GIVEN EXERCISE:
Extract each line from the entries below that has the string "type" in it.

SUPPLIED RECORDS:
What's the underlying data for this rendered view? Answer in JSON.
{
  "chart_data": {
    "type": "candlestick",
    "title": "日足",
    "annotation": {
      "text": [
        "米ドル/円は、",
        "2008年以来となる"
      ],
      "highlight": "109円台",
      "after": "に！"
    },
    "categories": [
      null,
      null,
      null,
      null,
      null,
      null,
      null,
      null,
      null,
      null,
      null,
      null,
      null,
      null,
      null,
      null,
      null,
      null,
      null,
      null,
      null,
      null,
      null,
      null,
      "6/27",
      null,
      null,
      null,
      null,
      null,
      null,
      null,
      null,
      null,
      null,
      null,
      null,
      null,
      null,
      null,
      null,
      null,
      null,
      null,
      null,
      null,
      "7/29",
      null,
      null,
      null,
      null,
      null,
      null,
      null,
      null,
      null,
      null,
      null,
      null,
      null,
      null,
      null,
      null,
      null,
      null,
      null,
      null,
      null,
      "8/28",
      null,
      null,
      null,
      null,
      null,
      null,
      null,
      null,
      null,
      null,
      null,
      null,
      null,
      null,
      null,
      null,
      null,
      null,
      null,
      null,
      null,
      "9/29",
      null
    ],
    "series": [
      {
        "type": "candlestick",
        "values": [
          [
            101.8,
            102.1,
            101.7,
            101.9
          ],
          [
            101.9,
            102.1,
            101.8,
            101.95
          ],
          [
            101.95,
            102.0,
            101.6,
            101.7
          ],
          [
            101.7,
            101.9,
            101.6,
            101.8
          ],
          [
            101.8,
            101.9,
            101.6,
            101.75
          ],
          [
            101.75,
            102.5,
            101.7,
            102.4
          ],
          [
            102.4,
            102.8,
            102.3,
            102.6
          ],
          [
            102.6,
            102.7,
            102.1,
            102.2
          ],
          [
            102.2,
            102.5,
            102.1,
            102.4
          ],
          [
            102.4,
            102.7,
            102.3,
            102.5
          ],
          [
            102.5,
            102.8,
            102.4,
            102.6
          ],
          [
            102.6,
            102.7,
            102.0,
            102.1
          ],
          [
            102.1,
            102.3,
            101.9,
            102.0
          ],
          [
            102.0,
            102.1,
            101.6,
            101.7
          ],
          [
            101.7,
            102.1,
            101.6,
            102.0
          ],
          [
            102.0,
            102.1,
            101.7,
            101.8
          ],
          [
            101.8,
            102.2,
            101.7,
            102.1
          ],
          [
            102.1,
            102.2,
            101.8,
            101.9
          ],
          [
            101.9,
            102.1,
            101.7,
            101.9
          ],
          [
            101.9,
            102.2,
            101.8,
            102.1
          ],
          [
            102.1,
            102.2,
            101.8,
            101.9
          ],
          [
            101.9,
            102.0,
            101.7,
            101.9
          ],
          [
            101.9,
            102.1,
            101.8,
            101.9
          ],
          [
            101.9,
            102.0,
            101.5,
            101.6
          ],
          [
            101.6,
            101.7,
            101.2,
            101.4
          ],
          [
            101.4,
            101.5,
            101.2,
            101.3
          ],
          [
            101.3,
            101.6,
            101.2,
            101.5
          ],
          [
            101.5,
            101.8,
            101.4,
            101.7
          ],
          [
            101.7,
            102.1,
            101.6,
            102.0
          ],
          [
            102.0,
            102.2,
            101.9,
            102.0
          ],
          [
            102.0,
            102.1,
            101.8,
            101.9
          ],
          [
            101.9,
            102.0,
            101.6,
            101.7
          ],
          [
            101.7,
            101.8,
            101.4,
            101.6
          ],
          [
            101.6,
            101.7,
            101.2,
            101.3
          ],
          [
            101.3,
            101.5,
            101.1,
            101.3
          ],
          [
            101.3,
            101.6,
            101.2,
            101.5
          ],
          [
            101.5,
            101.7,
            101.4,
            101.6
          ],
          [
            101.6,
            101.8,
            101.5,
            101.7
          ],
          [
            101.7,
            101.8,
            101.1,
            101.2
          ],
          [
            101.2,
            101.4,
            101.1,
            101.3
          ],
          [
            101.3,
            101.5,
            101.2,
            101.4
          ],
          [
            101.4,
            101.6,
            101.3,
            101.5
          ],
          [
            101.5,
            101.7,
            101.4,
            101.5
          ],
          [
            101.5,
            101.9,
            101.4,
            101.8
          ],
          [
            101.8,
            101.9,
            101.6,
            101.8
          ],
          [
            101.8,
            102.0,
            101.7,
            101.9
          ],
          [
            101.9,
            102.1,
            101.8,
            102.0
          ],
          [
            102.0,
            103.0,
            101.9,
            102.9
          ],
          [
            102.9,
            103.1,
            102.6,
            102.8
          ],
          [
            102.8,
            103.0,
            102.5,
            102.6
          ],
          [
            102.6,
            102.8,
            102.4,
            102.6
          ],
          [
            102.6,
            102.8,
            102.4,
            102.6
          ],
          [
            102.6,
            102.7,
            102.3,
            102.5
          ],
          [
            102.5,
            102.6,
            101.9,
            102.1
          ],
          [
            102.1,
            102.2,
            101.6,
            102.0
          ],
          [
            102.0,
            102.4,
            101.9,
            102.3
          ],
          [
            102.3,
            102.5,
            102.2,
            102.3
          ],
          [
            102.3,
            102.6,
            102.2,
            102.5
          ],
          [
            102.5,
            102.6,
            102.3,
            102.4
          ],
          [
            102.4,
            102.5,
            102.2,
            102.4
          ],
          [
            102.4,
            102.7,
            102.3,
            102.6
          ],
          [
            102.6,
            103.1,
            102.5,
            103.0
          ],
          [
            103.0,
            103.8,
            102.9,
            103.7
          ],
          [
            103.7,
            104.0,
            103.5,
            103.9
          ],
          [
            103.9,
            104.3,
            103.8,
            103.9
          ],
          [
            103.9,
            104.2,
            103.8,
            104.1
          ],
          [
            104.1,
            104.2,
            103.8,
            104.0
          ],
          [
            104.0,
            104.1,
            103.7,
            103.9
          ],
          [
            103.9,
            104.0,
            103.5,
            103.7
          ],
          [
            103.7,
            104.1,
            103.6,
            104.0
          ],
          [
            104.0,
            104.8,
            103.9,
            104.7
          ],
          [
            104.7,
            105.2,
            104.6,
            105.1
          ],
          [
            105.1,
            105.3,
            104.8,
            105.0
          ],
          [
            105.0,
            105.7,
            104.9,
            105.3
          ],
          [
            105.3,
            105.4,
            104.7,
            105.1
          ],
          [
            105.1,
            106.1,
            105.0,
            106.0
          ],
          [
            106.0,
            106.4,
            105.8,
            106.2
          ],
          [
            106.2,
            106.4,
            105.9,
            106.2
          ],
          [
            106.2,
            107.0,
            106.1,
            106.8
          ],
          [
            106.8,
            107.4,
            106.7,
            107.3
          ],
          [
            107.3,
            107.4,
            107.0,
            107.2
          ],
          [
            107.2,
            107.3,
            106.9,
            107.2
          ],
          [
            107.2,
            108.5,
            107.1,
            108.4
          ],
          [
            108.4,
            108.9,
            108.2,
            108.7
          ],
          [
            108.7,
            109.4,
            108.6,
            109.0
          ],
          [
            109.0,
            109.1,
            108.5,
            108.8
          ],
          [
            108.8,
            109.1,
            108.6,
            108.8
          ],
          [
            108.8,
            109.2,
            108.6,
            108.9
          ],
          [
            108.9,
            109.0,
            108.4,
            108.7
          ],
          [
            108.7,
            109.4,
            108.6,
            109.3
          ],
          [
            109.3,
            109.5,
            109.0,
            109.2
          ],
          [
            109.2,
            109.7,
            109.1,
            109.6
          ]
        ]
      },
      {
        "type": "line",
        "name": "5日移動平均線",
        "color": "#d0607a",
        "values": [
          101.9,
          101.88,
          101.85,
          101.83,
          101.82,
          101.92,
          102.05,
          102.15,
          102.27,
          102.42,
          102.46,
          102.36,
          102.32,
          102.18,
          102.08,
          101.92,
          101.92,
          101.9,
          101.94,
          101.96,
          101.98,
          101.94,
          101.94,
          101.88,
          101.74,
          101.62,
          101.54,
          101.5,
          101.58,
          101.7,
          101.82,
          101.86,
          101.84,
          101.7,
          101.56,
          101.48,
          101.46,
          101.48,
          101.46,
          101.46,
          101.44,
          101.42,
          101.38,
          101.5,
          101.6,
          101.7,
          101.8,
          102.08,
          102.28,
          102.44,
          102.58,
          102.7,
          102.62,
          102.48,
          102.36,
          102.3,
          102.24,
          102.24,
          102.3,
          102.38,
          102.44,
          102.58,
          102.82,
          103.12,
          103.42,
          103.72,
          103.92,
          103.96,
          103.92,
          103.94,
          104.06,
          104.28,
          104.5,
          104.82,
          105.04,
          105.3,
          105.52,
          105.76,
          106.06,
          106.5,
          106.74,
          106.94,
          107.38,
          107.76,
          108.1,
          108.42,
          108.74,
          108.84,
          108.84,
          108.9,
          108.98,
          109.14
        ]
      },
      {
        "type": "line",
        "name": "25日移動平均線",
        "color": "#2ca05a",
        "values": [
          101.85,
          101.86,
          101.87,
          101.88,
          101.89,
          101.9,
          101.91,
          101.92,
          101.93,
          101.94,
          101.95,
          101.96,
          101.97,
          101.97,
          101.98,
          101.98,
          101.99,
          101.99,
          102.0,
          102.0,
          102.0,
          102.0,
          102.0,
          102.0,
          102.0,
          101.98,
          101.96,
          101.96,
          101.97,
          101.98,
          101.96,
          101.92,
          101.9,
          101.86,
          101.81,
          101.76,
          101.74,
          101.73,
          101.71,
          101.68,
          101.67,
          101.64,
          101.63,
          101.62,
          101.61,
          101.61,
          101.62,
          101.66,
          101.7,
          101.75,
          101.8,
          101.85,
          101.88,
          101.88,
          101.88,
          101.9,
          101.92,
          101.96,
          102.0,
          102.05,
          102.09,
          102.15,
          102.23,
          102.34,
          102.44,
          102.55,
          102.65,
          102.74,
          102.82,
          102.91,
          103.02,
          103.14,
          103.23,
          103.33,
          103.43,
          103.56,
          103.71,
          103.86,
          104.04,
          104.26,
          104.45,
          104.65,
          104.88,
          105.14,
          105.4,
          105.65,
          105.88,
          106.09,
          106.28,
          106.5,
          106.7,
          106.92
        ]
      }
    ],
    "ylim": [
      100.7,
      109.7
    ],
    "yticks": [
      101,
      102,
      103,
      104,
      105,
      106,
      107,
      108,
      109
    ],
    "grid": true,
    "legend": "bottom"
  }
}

RESULT OF THE EXERCISE:
    "type": "candlestick",
        "type": "candlestick",
        "type": "line",
        "type": "line",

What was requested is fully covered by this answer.